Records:

'''

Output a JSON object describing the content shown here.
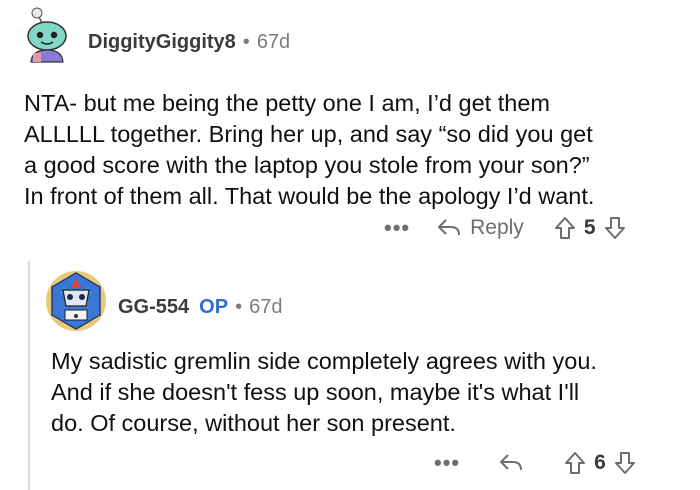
{
  "comments": [
    {
      "username": "DiggityGiggity8",
      "separator": "•",
      "age": "67d",
      "text_lines": [
        "NTA- but me being the petty one I am, I’d get them",
        "ALLLLL together. Bring her up, and say “so did you get",
        "a good score with the laptop you stole from your son?”",
        "In front of them all. That would be the apology I’d want."
      ],
      "more": "•••",
      "reply_label": "Reply",
      "votes": "5"
    },
    {
      "username": "GG-554",
      "op_badge": "OP",
      "separator": "•",
      "age": "67d",
      "text_lines": [
        "My sadistic gremlin side completely agrees with you.",
        "And if she doesn't fess up soon, maybe it's what I'll",
        "do. Of course, without her son present."
      ],
      "more": "•••",
      "votes": "6"
    }
  ],
  "colors": {
    "text": "#111111",
    "meta": "#7c7c7c",
    "op": "#2f6fd1",
    "icon": "#6e6e6e",
    "thread": "#d9d9d9"
  },
  "icons": [
    "avatar-snoo-icon",
    "avatar-robot-icon",
    "more-options-icon",
    "reply-icon",
    "upvote-icon",
    "downvote-icon"
  ]
}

'''

- **DIRECTIVE**:
Transcribe the records above exactly, omitting every picture they contain.

- **REPLY**:
Output a JSON object describing the content shown here.
{
  "comments": [
    {
      "username": "DiggityGiggity8",
      "separator": "•",
      "age": "67d",
      "text_lines": [
        "NTA- but me being the petty one I am, I’d get them",
        "ALLLLL together. Bring her up, and say “so did you get",
        "a good score with the laptop you stole from your son?”",
        "In front of them all. That would be the apology I’d want."
      ],
      "more": "•••",
      "reply_label": "Reply",
      "votes": "5"
    },
    {
      "username": "GG-554",
      "op_badge": "OP",
      "separator": "•",
      "age": "67d",
      "text_lines": [
        "My sadistic gremlin side completely agrees with you.",
        "And if she doesn't fess up soon, maybe it's what I'll",
        "do. Of course, without her son present."
      ],
      "more": "•••",
      "votes": "6"
    }
  ],
  "colors": {
    "text": "#111111",
    "meta": "#7c7c7c",
    "op": "#2f6fd1",
    "icon": "#6e6e6e",
    "thread": "#d9d9d9"
  },
  "icons": [
    "avatar-snoo-icon",
    "avatar-robot-icon",
    "more-options-icon",
    "reply-icon",
    "upvote-icon",
    "downvote-icon"
  ]
}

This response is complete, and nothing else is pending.